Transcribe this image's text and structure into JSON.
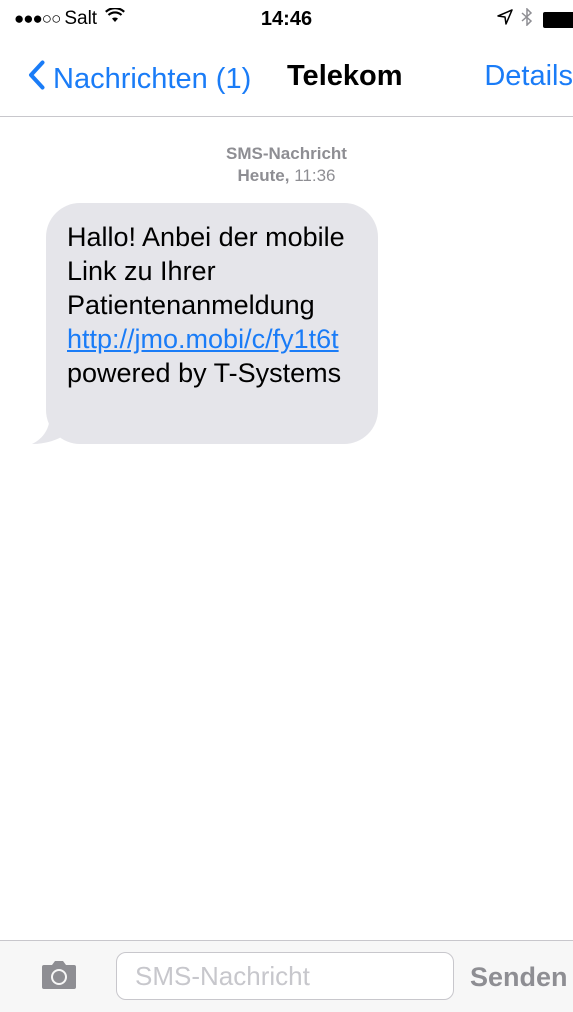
{
  "status_bar": {
    "signal_dots": "●●●○○",
    "carrier": "Salt",
    "time": "14:46"
  },
  "nav": {
    "back_label": "Nachrichten (1)",
    "title": "Telekom",
    "details_label": "Details"
  },
  "message_header": {
    "type": "SMS-Nachricht",
    "day": "Heute,",
    "time": "11:36"
  },
  "message": {
    "text_before_link": "Hallo! Anbei der mobile Link zu Ihrer Patientenanmeldung",
    "link": "http://jmo.mobi/c/fy1t6t",
    "text_after_link": " powered by T-Systems"
  },
  "input_bar": {
    "placeholder": "SMS-Nachricht",
    "send_label": "Senden"
  },
  "icons": {
    "back": "chevron-left-icon",
    "wifi": "wifi-icon",
    "location": "location-arrow-icon",
    "bluetooth": "bluetooth-icon",
    "battery": "battery-icon",
    "camera": "camera-icon"
  },
  "colors": {
    "accent": "#1a7cf7",
    "bubble": "#e5e5ea",
    "secondary_text": "#8e8e93"
  }
}
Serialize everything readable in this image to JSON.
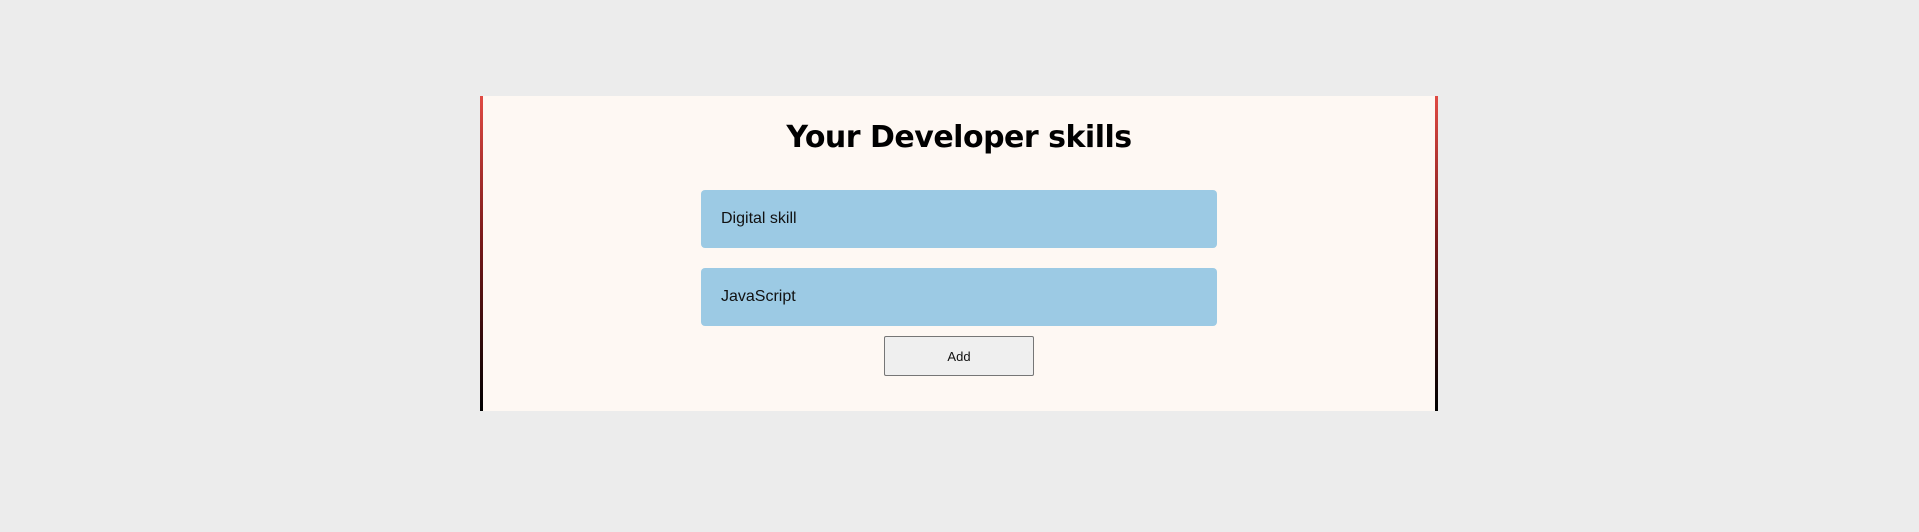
{
  "page": {
    "title": "Your Developer skills"
  },
  "skills": {
    "items": [
      {
        "value": "Digital skill"
      },
      {
        "value": "JavaScript"
      }
    ]
  },
  "actions": {
    "add_label": "Add"
  },
  "colors": {
    "background": "#ececec",
    "card": "#fef8f3",
    "input_fill": "#9ccae4",
    "border_gradient_top": "#e04a43",
    "border_gradient_bottom": "#000000"
  }
}
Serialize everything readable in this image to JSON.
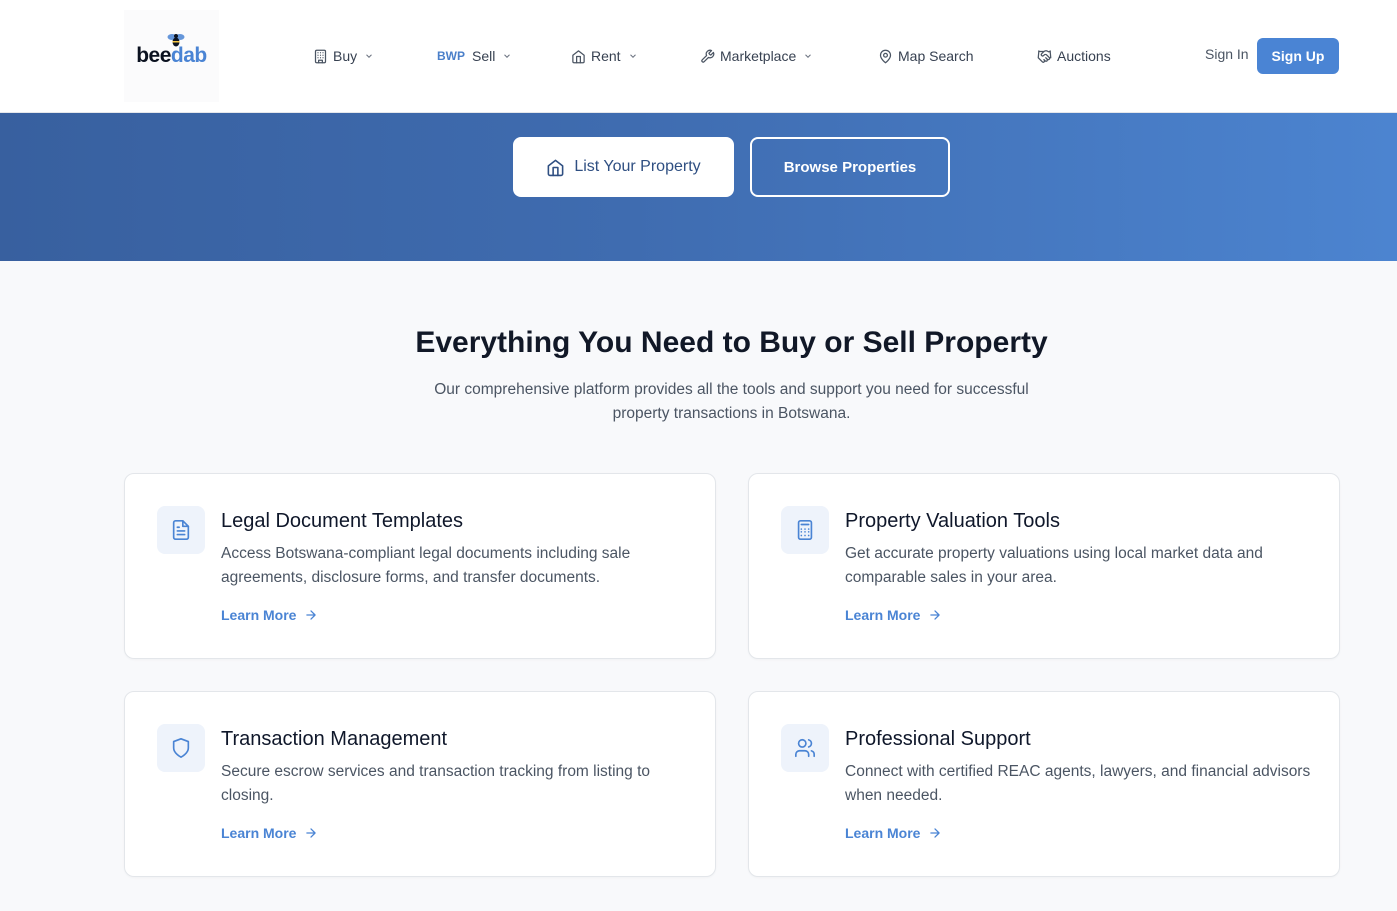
{
  "header": {
    "logo": {
      "part1": "bee",
      "part2": "dab"
    },
    "nav": [
      {
        "label": "Buy",
        "icon": "building-icon",
        "dropdown": true
      },
      {
        "prefix": "BWP",
        "label": "Sell",
        "dropdown": true
      },
      {
        "label": "Rent",
        "icon": "house-icon",
        "dropdown": true
      },
      {
        "label": "Marketplace",
        "icon": "wrench-icon",
        "dropdown": true
      },
      {
        "label": "Map Search",
        "icon": "map-pin-icon",
        "dropdown": false
      },
      {
        "label": "Auctions",
        "icon": "handshake-icon",
        "dropdown": false
      }
    ],
    "sign_in": "Sign In",
    "sign_up": "Sign Up"
  },
  "hero": {
    "list_property": "List Your Property",
    "browse_properties": "Browse Properties"
  },
  "section": {
    "title": "Everything You Need to Buy or Sell Property",
    "subtitle": "Our comprehensive platform provides all the tools and support you need for successful property transactions in Botswana.",
    "cards": [
      {
        "title": "Legal Document Templates",
        "description": "Access Botswana-compliant legal documents including sale agreements, disclosure forms, and transfer documents.",
        "link": "Learn More",
        "icon": "document-icon"
      },
      {
        "title": "Property Valuation Tools",
        "description": "Get accurate property valuations using local market data and comparable sales in your area.",
        "link": "Learn More",
        "icon": "calculator-icon"
      },
      {
        "title": "Transaction Management",
        "description": "Secure escrow services and transaction tracking from listing to closing.",
        "link": "Learn More",
        "icon": "shield-icon"
      },
      {
        "title": "Professional Support",
        "description": "Connect with certified REAC agents, lawyers, and financial advisors when needed.",
        "link": "Learn More",
        "icon": "users-icon"
      }
    ]
  },
  "colors": {
    "accent": "#4a84d4",
    "hero_start": "#38609f",
    "hero_end": "#4c84d0",
    "background": "#f8f9fb"
  }
}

** TASK GOAL **
All of the material above should be reproduced exactly, except the pictures.

** SOLUTION TO THIS PROBLEM **
Transcribe this image's text and structure into JSON.
{
  "status_bar": {
    "signal_dots": "●●●○○",
    "carrier": "Salt",
    "time": "14:46"
  },
  "nav": {
    "back_label": "Nachrichten (1)",
    "title": "Telekom",
    "details_label": "Details"
  },
  "message_header": {
    "type": "SMS-Nachricht",
    "day": "Heute,",
    "time": "11:36"
  },
  "message": {
    "text_before_link": "Hallo! Anbei der mobile Link zu Ihrer Patientenanmeldung",
    "link": "http://jmo.mobi/c/fy1t6t",
    "text_after_link": " powered by T-Systems"
  },
  "input_bar": {
    "placeholder": "SMS-Nachricht",
    "send_label": "Senden"
  },
  "icons": {
    "back": "chevron-left-icon",
    "wifi": "wifi-icon",
    "location": "location-arrow-icon",
    "bluetooth": "bluetooth-icon",
    "battery": "battery-icon",
    "camera": "camera-icon"
  },
  "colors": {
    "accent": "#1a7cf7",
    "bubble": "#e5e5ea",
    "secondary_text": "#8e8e93"
  }
}
Serialize everything readable in this image to JSON.
{
  "page": {
    "title": "Your Developer skills"
  },
  "skills": {
    "items": [
      {
        "value": "Digital skill"
      },
      {
        "value": "JavaScript"
      }
    ]
  },
  "actions": {
    "add_label": "Add"
  },
  "colors": {
    "background": "#ececec",
    "card": "#fef8f3",
    "input_fill": "#9ccae4",
    "border_gradient_top": "#e04a43",
    "border_gradient_bottom": "#000000"
  }
}
Serialize everything readable in this image to JSON.
{
  "header": {
    "logo": {
      "part1": "bee",
      "part2": "dab"
    },
    "nav": [
      {
        "label": "Buy",
        "icon": "building-icon",
        "dropdown": true
      },
      {
        "prefix": "BWP",
        "label": "Sell",
        "dropdown": true
      },
      {
        "label": "Rent",
        "icon": "house-icon",
        "dropdown": true
      },
      {
        "label": "Marketplace",
        "icon": "wrench-icon",
        "dropdown": true
      },
      {
        "label": "Map Search",
        "icon": "map-pin-icon",
        "dropdown": false
      },
      {
        "label": "Auctions",
        "icon": "handshake-icon",
        "dropdown": false
      }
    ],
    "sign_in": "Sign In",
    "sign_up": "Sign Up"
  },
  "hero": {
    "list_property": "List Your Property",
    "browse_properties": "Browse Properties"
  },
  "section": {
    "title": "Everything You Need to Buy or Sell Property",
    "subtitle": "Our comprehensive platform provides all the tools and support you need for successful property transactions in Botswana.",
    "cards": [
      {
        "title": "Legal Document Templates",
        "description": "Access Botswana-compliant legal documents including sale agreements, disclosure forms, and transfer documents.",
        "link": "Learn More",
        "icon": "document-icon"
      },
      {
        "title": "Property Valuation Tools",
        "description": "Get accurate property valuations using local market data and comparable sales in your area.",
        "link": "Learn More",
        "icon": "calculator-icon"
      },
      {
        "title": "Transaction Management",
        "description": "Secure escrow services and transaction tracking from listing to closing.",
        "link": "Learn More",
        "icon": "shield-icon"
      },
      {
        "title": "Professional Support",
        "description": "Connect with certified REAC agents, lawyers, and financial advisors when needed.",
        "link": "Learn More",
        "icon": "users-icon"
      }
    ]
  },
  "colors": {
    "accent": "#4a84d4",
    "hero_start": "#38609f",
    "hero_end": "#4c84d0",
    "background": "#f8f9fb"
  }
}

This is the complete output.